_PROMPT:_
In the listing below, pick out lines with "Doença".

Collected data entries:
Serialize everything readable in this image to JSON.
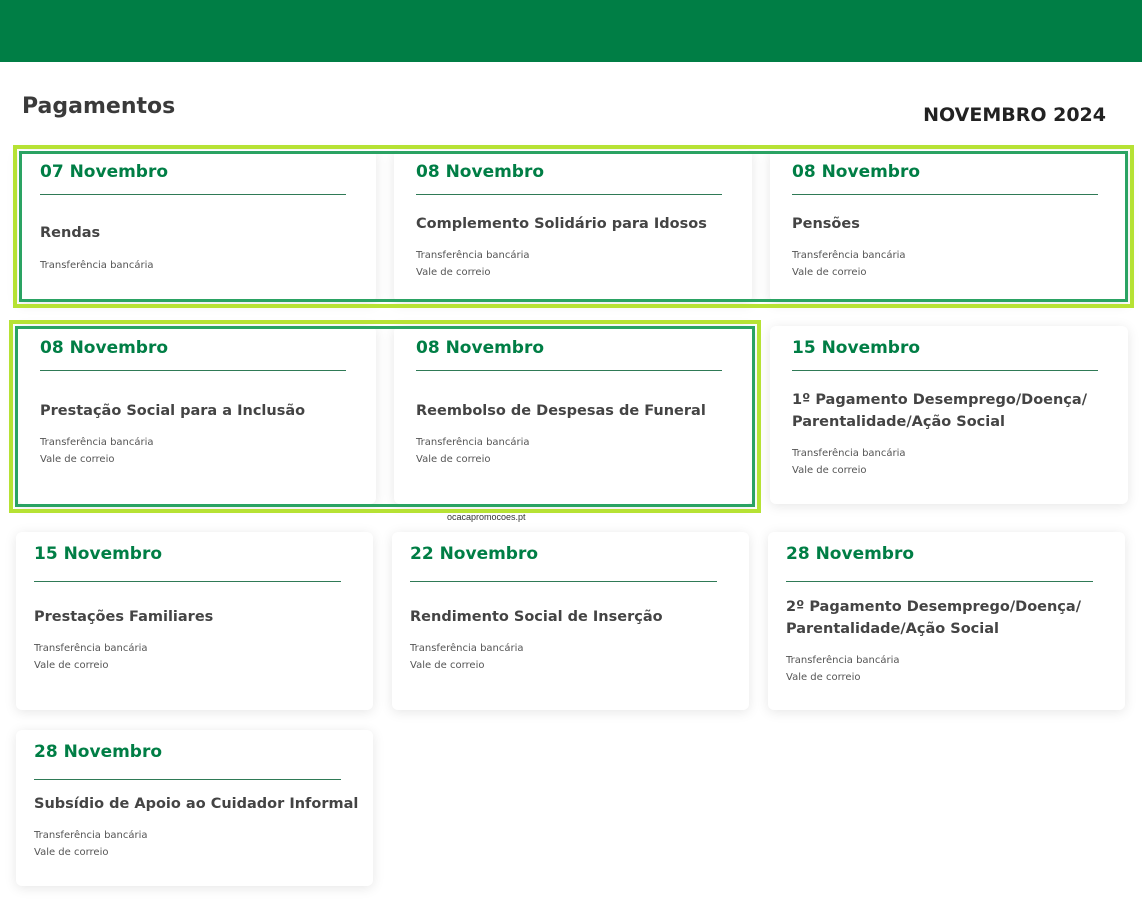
{
  "header": {
    "title": "Pagamentos",
    "month": "NOVEMBRO 2024"
  },
  "watermark": "ocacapromocoes.pt",
  "colors": {
    "brand_green": "#007e45",
    "highlight_outer": "#b6e234",
    "highlight_inner": "#2aa363"
  },
  "cards": [
    {
      "date": "07 Novembro",
      "name": "Rendas",
      "methods": [
        "Transferência bancária"
      ]
    },
    {
      "date": "08 Novembro",
      "name": "Complemento Solidário para Idosos",
      "methods": [
        "Transferência bancária",
        "Vale de correio"
      ]
    },
    {
      "date": "08 Novembro",
      "name": "Pensões",
      "methods": [
        "Transferência bancária",
        "Vale de correio"
      ]
    },
    {
      "date": "08 Novembro",
      "name": "Prestação Social para a Inclusão",
      "methods": [
        "Transferência bancária",
        "Vale de correio"
      ]
    },
    {
      "date": "08 Novembro",
      "name": "Reembolso de Despesas de Funeral",
      "methods": [
        "Transferência bancária",
        "Vale de correio"
      ]
    },
    {
      "date": "15 Novembro",
      "name_lines": [
        "1º Pagamento Desemprego/Doença/",
        "Parentalidade/Ação Social"
      ],
      "methods": [
        "Transferência bancária",
        "Vale de correio"
      ]
    },
    {
      "date": "15 Novembro",
      "name": "Prestações Familiares",
      "methods": [
        "Transferência bancária",
        "Vale de correio"
      ]
    },
    {
      "date": "22 Novembro",
      "name": "Rendimento Social de Inserção",
      "methods": [
        "Transferência bancária",
        "Vale de correio"
      ]
    },
    {
      "date": "28 Novembro",
      "name_lines": [
        "2º Pagamento Desemprego/Doença/",
        "Parentalidade/Ação Social"
      ],
      "methods": [
        "Transferência bancária",
        "Vale de correio"
      ]
    },
    {
      "date": "28 Novembro",
      "name": "Subsídio de Apoio ao Cuidador Informal",
      "methods": [
        "Transferência bancária",
        "Vale de correio"
      ]
    }
  ]
}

_SOLVED EXERCISE:_
        "1º Pagamento Desemprego/Doença/",
        "2º Pagamento Desemprego/Doença/",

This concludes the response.